* Task directions
Return every line below as is, leaving out the pictures.

* Supplied material

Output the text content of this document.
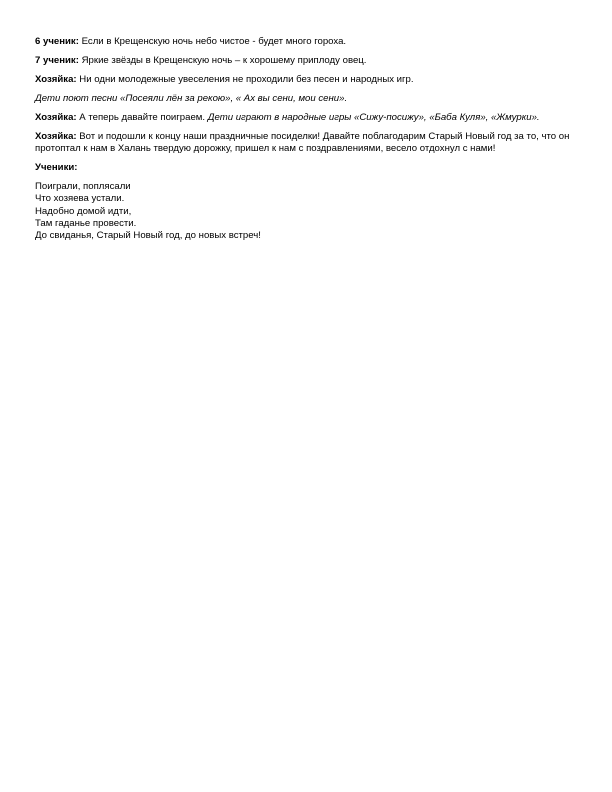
6 ученик: Если в Крещенскую ночь небо чистое - будет много гороха.

7 ученик: Яркие звёзды в Крещенскую ночь – к хорошему приплоду овец.

Хозяйка: Ни одни молодежные увеселения не проходили без песен и народных игр.

Дети поют песни «Посеяли лён за рекою», « Ах вы сени, мои сени».

Хозяйка: А теперь давайте поиграем. Дети играют в народные игры «Сижу-посижу», «Баба Куля», «Жмурки».

Хозяйка: Вот и подошли к концу наши праздничные посиделки! Давайте поблагодарим Старый Новый год за то, что он протоптал к нам в Халань твердую дорожку, пришел к нам с поздравлениями, весело отдохнул с нами!

Ученики:

Поиграли, поплясали
Что хозяева устали.
Надобно домой идти,
Там гаданье провести.
До свиданья, Старый Новый год, до новых встреч!
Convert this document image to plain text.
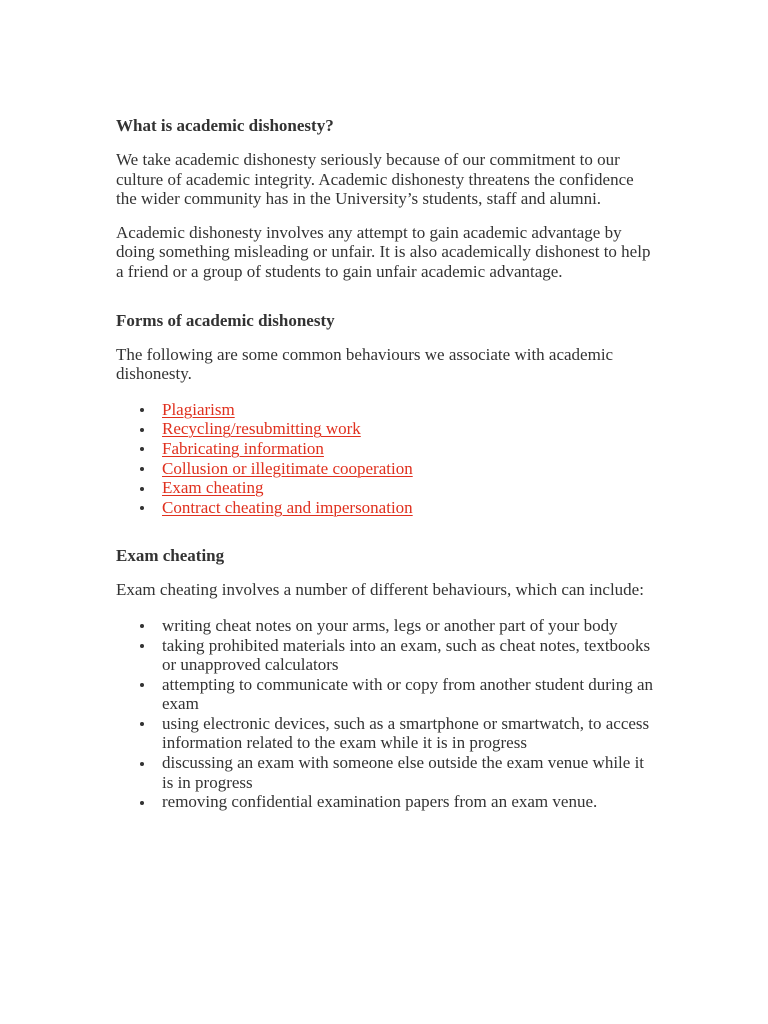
What is academic dishonesty?

We take academic dishonesty seriously because of our commitment to our culture of academic integrity. Academic dishonesty threatens the confidence the wider community has in the University’s students, staff and alumni.

Academic dishonesty involves any attempt to gain academic advantage by doing something misleading or unfair. It is also academically dishonest to help a friend or a group of students to gain unfair academic advantage.

Forms of academic dishonesty

The following are some common behaviours we associate with academic dishonesty.

Plagiarism
Recycling/resubmitting work
Fabricating information
Collusion or illegitimate cooperation
Exam cheating
Contract cheating and impersonation
Exam cheating

Exam cheating involves a number of different behaviours, which can include:

writing cheat notes on your arms, legs or another part of your body
taking prohibited materials into an exam, such as cheat notes, textbooks or unapproved calculators
attempting to communicate with or copy from another student during an exam
using electronic devices, such as a smartphone or smartwatch, to access information related to the exam while it is in progress
discussing an exam with someone else outside the exam venue while it is in progress
removing confidential examination papers from an exam venue.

* Exercise output
Output the text content of this document.
6 ученик: Если в Крещенскую ночь небо чистое - будет много гороха.

7 ученик: Яркие звёзды в Крещенскую ночь – к хорошему приплоду овец.

Хозяйка: Ни одни молодежные увеселения не проходили без песен и народных игр.

Дети поют песни «Посеяли лён за рекою», « Ах вы сени, мои сени».

Хозяйка: А теперь давайте поиграем. Дети играют в народные игры «Сижу-посижу», «Баба Куля», «Жмурки».

Хозяйка: Вот и подошли к концу наши праздничные посиделки! Давайте поблагодарим Старый Новый год за то, что он протоптал к нам в Халань твердую дорожку, пришел к нам с поздравлениями, весело отдохнул с нами!

Ученики:

Поиграли, поплясали
Что хозяева устали.
Надобно домой идти,
Там гаданье провести.
До свиданья, Старый Новый год, до новых встреч!
Convert this document image to plain text.
What is academic dishonesty?

We take academic dishonesty seriously because of our commitment to our culture of academic integrity. Academic dishonesty threatens the confidence the wider community has in the University’s students, staff and alumni.

Academic dishonesty involves any attempt to gain academic advantage by doing something misleading or unfair. It is also academically dishonest to help a friend or a group of students to gain unfair academic advantage.

Forms of academic dishonesty

The following are some common behaviours we associate with academic dishonesty.

Plagiarism
Recycling/resubmitting work
Fabricating information
Collusion or illegitimate cooperation
Exam cheating
Contract cheating and impersonation
Exam cheating

Exam cheating involves a number of different behaviours, which can include:

writing cheat notes on your arms, legs or another part of your body
taking prohibited materials into an exam, such as cheat notes, textbooks or unapproved calculators
attempting to communicate with or copy from another student during an exam
using electronic devices, such as a smartphone or smartwatch, to access information related to the exam while it is in progress
discussing an exam with someone else outside the exam venue while it is in progress
removing confidential examination papers from an exam venue.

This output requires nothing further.